Brief: All of the lines below are to be printed again exactly; images are excluded from the output.

(Collected data)
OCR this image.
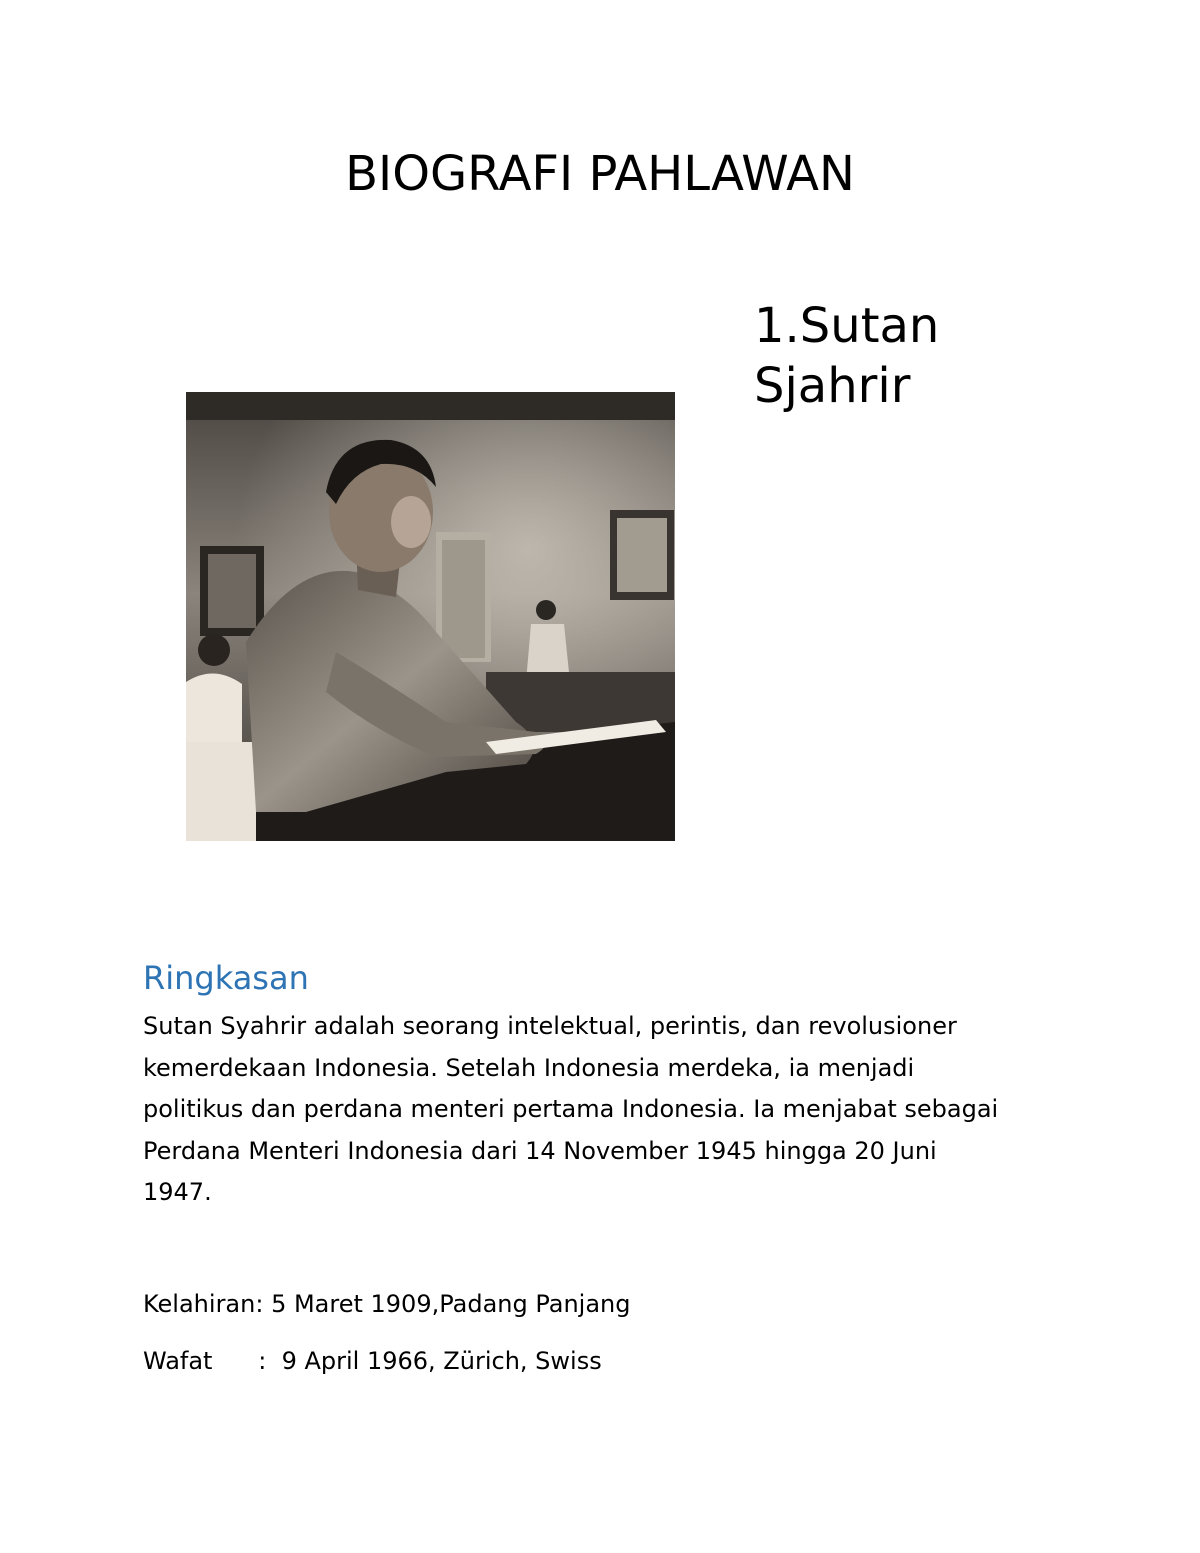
BIOGRAFI PAHLAWAN
1.Sutan
Sjahrir
Ringkasan
Sutan Syahrir adalah seorang intelektual, perintis, dan revolusioner
kemerdekaan Indonesia. Setelah Indonesia merdeka, ia menjadi
politikus dan perdana menteri pertama Indonesia. Ia menjabat sebagai
Perdana Menteri Indonesia dari 14 November 1945 hingga 20 Juni
1947.

Kelahiran: 5 Maret 1909,Padang Panjang

Wafat      :  9 April 1966, Zürich, Swiss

Answer to this task:
OCR this image.
BIOGRAFI PAHLAWAN
1.Sutan
Sjahrir
Ringkasan
Sutan Syahrir adalah seorang intelektual, perintis, dan revolusioner
kemerdekaan Indonesia. Setelah Indonesia merdeka, ia menjadi
politikus dan perdana menteri pertama Indonesia. Ia menjabat sebagai
Perdana Menteri Indonesia dari 14 November 1945 hingga 20 Juni
1947.

Kelahiran: 5 Maret 1909,Padang Panjang

Wafat      :  9 April 1966, Zürich, Swiss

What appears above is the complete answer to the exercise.